Exercise description
Please revise the passage of the essay on migrants and colonialism that opens with the words containing "This does not" and closes with "place without help.", giving it again with "strange place" replaced by "unfamiliar place".

Document excerpt

Plastic sheets and inner struggles

It is hard to be patient with the constant requests of the poor. Are they genuine? If I give to one, why not to all? Then a woman comes.

She says she has four children and has the youngest with her. Her husband is in prison, the rains have come and the roof of her shack is leaking. Could she have $25 for some plastic to cover the leaks? It so happens we too had a leaking roof. We spent a good deal more than $25 repairing it. In fact we put on a new roof as the old was rotting. Ours is one of those countries of the excessively rich and the grindingly poor.

For centuries, people in poor countries have migrated to richer ones: the Irish to England, Italians to America, Turks to Germany, Zimbabweans to South Africa. It was quite acceptable when labour was needed in the rich countries. Suddenly, in recent decades, the rich are closing their doors on the poor. Mexicans can’t get into America, Afghans can’t get into Australia, Africans can’t get into Europe.

But they try anyway. They risk their lives in flimsy boats in the hands of unscrupulous go-betweens or they climb fences or walls. They do not give up. Anything is better than the wasted lives they live at home. There was a time they were welcomed for economic reasons; they provided labour. Now they are refused for moral reasons; they are too many and we are afraid. They will take our jobs, our benefits; they are a nuisance. The tightly pressed spring of colonialism is let loose and is bouncing back. The colonisers were happy with what they could get at the time. They never thought there would be a price for their descendants to pay.

Well, those descendants don’t seem – yet – willing to face the issue.  There is a report just out from the UK entitled, A Callous Disregard for the Vulnerable lies at the heart of the UK government, which begins;

On Wednesday, we learned that our government has taken refugees it had held at the camp at Manston on the Kent Coast and left them on the streets of London late at night. They were not told where they were, where they could go for safety or given any money.

This does not seem to have been an anomaly involving a few people – 50 were dumped from a bus near London’s Victoria Station. These people had been forced from their homes and had struggled here in hopes of safety. Abandoned in a strange place by those who were supposed to protect them, it is fair to imagine they were confused, disoriented, and afraid…

This is the tail end of colonialism and it is not pretty. There is not even a hint of understanding that these migrants are the desperate victims of a world order designed to favour the powerful. The word compassion, leave alone justice, seems far from the minds of those who deliberately exploit the weak by dumping them in a strange place without help.

Compassion is not a soft cuddly word. It is hard courageous work to think out the demands of justice at whatever cost to ourselves. We are being urged to combat global warming but ultimately, we can understand that combat will benefit us and our children. This combat, justice for migrants, seems to carry no obvious benefits for us. But, if we can stretch our minds and our hearts, reaching out to others will bring unimaginable benefits to us too as well as to them.

[Document layout detection data]
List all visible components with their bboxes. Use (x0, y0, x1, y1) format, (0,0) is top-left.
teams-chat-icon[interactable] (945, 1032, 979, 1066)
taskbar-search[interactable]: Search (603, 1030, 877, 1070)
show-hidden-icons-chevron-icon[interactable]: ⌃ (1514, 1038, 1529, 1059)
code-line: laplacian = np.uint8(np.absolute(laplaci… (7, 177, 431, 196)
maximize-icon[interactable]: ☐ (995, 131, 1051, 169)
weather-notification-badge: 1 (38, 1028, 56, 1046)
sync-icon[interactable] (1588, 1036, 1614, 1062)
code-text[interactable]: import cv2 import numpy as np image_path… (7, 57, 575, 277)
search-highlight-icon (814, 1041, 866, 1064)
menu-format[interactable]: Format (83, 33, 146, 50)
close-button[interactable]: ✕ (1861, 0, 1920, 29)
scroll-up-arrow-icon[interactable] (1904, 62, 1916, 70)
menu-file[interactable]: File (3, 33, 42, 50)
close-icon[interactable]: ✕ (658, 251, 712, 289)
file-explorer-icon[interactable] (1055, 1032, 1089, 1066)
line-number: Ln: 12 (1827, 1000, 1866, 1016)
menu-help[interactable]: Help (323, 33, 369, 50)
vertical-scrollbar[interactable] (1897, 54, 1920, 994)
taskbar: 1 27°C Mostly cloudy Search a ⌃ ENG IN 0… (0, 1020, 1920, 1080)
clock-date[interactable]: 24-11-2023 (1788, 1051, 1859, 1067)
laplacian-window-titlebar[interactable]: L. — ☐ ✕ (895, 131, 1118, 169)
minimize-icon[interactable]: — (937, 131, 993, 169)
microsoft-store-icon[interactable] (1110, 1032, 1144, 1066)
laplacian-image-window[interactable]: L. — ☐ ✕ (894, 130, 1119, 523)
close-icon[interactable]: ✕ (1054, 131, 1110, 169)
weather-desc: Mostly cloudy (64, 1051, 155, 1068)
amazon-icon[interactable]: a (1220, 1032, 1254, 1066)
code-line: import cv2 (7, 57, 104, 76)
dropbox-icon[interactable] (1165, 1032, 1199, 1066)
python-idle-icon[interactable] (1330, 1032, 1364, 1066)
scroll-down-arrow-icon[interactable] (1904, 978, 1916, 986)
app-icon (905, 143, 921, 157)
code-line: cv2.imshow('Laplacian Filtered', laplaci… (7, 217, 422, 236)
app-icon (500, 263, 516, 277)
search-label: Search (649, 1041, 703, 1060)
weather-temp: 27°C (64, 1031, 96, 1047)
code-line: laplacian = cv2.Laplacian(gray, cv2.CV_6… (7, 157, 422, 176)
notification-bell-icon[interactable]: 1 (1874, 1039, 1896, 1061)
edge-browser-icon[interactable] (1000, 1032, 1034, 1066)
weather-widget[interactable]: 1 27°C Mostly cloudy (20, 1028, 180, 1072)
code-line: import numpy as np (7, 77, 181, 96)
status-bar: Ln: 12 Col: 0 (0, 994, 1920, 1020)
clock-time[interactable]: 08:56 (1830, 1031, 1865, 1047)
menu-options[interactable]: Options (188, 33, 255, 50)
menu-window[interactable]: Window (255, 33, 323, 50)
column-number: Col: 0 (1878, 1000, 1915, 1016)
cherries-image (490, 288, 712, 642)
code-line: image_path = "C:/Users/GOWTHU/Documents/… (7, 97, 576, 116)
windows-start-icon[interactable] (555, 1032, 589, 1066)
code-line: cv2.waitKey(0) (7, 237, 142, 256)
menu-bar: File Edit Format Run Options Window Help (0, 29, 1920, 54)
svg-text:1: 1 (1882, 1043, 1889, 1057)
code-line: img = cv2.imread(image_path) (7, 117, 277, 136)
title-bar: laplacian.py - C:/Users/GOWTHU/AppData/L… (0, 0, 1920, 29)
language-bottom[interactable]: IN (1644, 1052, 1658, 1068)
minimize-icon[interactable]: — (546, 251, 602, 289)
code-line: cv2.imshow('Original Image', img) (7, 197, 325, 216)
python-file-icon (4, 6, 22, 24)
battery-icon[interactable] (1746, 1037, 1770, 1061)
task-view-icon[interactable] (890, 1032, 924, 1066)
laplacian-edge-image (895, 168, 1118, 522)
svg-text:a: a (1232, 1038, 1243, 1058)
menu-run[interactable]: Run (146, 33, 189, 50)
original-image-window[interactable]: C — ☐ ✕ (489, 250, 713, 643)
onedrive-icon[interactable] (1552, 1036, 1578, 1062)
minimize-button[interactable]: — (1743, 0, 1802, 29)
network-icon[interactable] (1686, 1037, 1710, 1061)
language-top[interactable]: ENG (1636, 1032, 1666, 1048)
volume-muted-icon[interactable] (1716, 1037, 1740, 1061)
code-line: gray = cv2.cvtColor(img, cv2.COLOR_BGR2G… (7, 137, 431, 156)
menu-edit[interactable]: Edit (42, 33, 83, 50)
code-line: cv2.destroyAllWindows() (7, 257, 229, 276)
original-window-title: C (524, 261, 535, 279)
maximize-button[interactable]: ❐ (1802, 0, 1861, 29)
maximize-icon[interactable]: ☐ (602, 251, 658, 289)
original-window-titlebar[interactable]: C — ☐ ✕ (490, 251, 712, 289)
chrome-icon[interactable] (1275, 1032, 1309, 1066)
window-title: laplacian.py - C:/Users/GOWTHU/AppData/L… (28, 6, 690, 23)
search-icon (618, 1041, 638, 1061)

Answer section
This does not seem to have been an anomaly involving a few people – 50 were dumped from a bus near London’s Victoria Station. These people had been forced from their homes and had struggled here in hopes of safety. Abandoned in a unfamiliar place by those who were supposed to protect them, it is fair to imagine they were confused, disoriented, and afraid…

This is the tail end of colonialism and it is not pretty. There is not even a hint of understanding that these migrants are the desperate victims of a world order designed to favour the powerful. The word compassion, leave alone justice, seems far from the minds of those who deliberately exploit the weak by dumping them in a unfamiliar place without help.